■ **Stated task**:
Write out each line that follows exactly as it stands, without the pictures.

■ **Entries shown**:

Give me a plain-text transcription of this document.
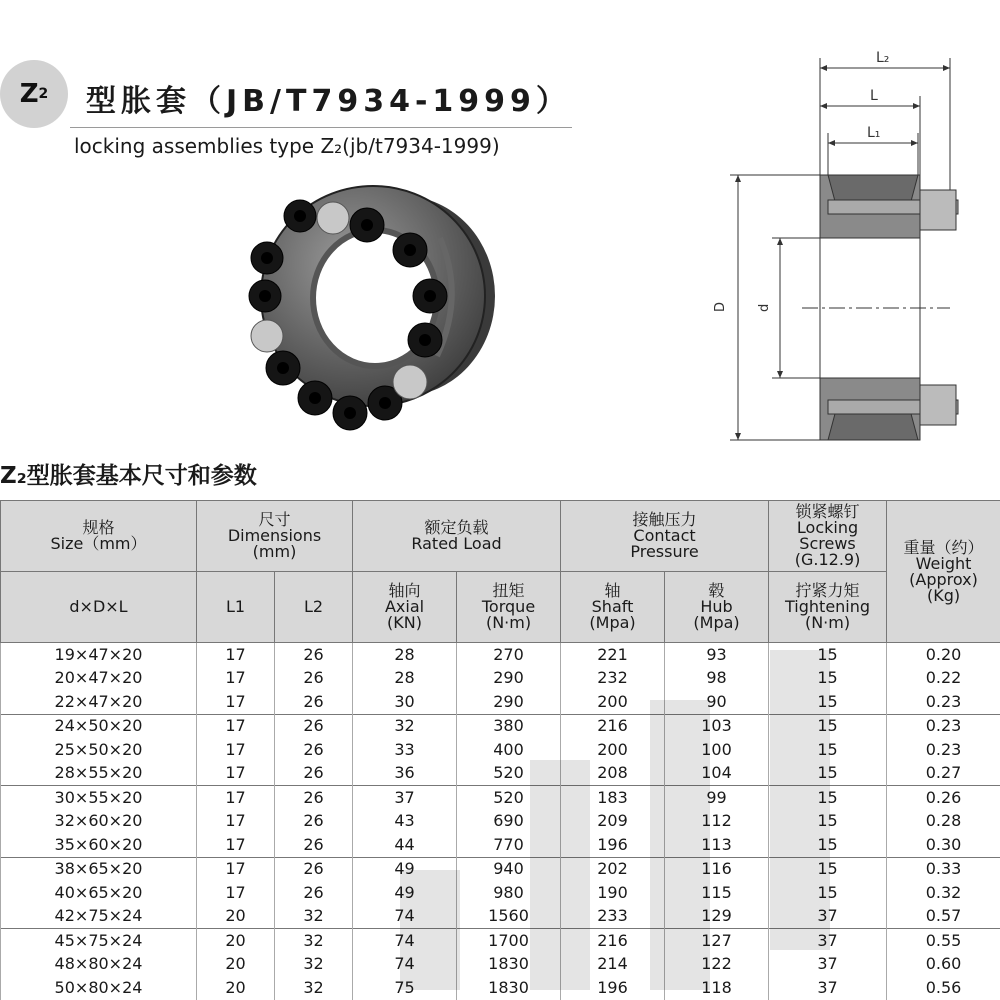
Z 2 型胀套（JB/T7934-1999）
locking assemblies type Z₂(jb/t7934-1999)
D d
L₂
L
L₁
Z₂型胀套基本尺寸和参数
规格
Size（mm）	尺寸
Dimensions
(mm)		额定负载
Rated Load		接触压力
Contact
Pressure		锁紧螺钉
Locking
Screws
(G.12.9)	重量（约）
Weight
(Approx)
(Kg)

d×D×L	L1	L2	轴向
Axial
(KN)	扭矩
Torque
(N·m)	轴
Shaft
(Mpa)	毂
Hub
(Mpa)	拧紧力矩
Tightening
(N·m)	

19×47×20	17	26	28	270	221	93	15	0.20
20×47×20	17	26	28	290	232	98	15	0.22
22×47×20	17	26	30	290	200	90	15	0.23
24×50×20	17	26	32	380	216	103	15	0.23
25×50×20	17	26	33	400	200	100	15	0.23
28×55×20	17	26	36	520	208	104	15	0.27
30×55×20	17	26	37	520	183	99	15	0.26
32×60×20	17	26	43	690	209	112	15	0.28
35×60×20	17	26	44	770	196	113	15	0.30
38×65×20	17	26	49	940	202	116	15	0.33
40×65×20	17	26	49	980	190	115	15	0.32
42×75×24	20	32	74	1560	233	129	37	0.57
45×75×24	20	32	74	1700	216	127	37	0.55
48×80×24	20	32	74	1830	214	122	37	0.60
50×80×24	20	32	75	1830	196	118	37	0.56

■ **The solution**:
Give me a plain-text transcription of this document.
Z 2 型胀套（JB/T7934-1999）
locking assemblies type Z₂(jb/t7934-1999)
D d
L₂
L
L₁
Z₂型胀套基本尺寸和参数
规格
Size（mm）	尺寸
Dimensions
(mm)		额定负载
Rated Load		接触压力
Contact
Pressure		锁紧螺钉
Locking
Screws
(G.12.9)	重量（约）
Weight
(Approx)
(Kg)

d×D×L	L1	L2	轴向
Axial
(KN)	扭矩
Torque
(N·m)	轴
Shaft
(Mpa)	毂
Hub
(Mpa)	拧紧力矩
Tightening
(N·m)	

19×47×20	17	26	28	270	221	93	15	0.20
20×47×20	17	26	28	290	232	98	15	0.22
22×47×20	17	26	30	290	200	90	15	0.23
24×50×20	17	26	32	380	216	103	15	0.23
25×50×20	17	26	33	400	200	100	15	0.23
28×55×20	17	26	36	520	208	104	15	0.27
30×55×20	17	26	37	520	183	99	15	0.26
32×60×20	17	26	43	690	209	112	15	0.28
35×60×20	17	26	44	770	196	113	15	0.30
38×65×20	17	26	49	940	202	116	15	0.33
40×65×20	17	26	49	980	190	115	15	0.32
42×75×24	20	32	74	1560	233	129	37	0.57
45×75×24	20	32	74	1700	216	127	37	0.55
48×80×24	20	32	74	1830	214	122	37	0.60
50×80×24	20	32	75	1830	196	118	37	0.56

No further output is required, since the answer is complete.